* Begin *

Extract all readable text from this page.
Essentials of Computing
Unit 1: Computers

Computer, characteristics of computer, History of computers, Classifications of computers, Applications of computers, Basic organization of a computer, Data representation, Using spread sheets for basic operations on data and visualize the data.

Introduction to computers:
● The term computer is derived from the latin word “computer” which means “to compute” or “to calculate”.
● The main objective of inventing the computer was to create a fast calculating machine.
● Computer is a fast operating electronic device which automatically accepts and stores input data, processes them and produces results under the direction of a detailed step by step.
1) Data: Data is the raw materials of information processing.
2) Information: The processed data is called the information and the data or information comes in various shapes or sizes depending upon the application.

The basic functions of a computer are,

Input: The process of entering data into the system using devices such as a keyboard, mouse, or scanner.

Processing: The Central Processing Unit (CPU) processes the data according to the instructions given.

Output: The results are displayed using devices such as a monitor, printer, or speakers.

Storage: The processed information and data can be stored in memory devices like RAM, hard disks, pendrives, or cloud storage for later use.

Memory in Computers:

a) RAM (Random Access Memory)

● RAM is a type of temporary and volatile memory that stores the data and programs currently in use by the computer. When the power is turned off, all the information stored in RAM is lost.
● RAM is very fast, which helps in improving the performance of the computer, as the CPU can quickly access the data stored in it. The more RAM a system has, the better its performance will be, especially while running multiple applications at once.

* End *

Please give back all of the records exactly as written.

• **Problem solution**:
Extract all readable text from this page.
Essentials of Computing
Unit 1: Computers

Computer, characteristics of computer, History of computers, Classifications of computers, Applications of computers, Basic organization of a computer, Data representation, Using spread sheets for basic operations on data and visualize the data.

Introduction to computers:
● The term computer is derived from the latin word “computer” which means “to compute” or “to calculate”.
● The main objective of inventing the computer was to create a fast calculating machine.
● Computer is a fast operating electronic device which automatically accepts and stores input data, processes them and produces results under the direction of a detailed step by step.
1) Data: Data is the raw materials of information processing.
2) Information: The processed data is called the information and the data or information comes in various shapes or sizes depending upon the application.

The basic functions of a computer are,

Input: The process of entering data into the system using devices such as a keyboard, mouse, or scanner.

Processing: The Central Processing Unit (CPU) processes the data according to the instructions given.

Output: The results are displayed using devices such as a monitor, printer, or speakers.

Storage: The processed information and data can be stored in memory devices like RAM, hard disks, pendrives, or cloud storage for later use.

Memory in Computers:

a) RAM (Random Access Memory)

● RAM is a type of temporary and volatile memory that stores the data and programs currently in use by the computer. When the power is turned off, all the information stored in RAM is lost.
● RAM is very fast, which helps in improving the performance of the computer, as the CPU can quickly access the data stored in it. The more RAM a system has, the better its performance will be, especially while running multiple applications at once.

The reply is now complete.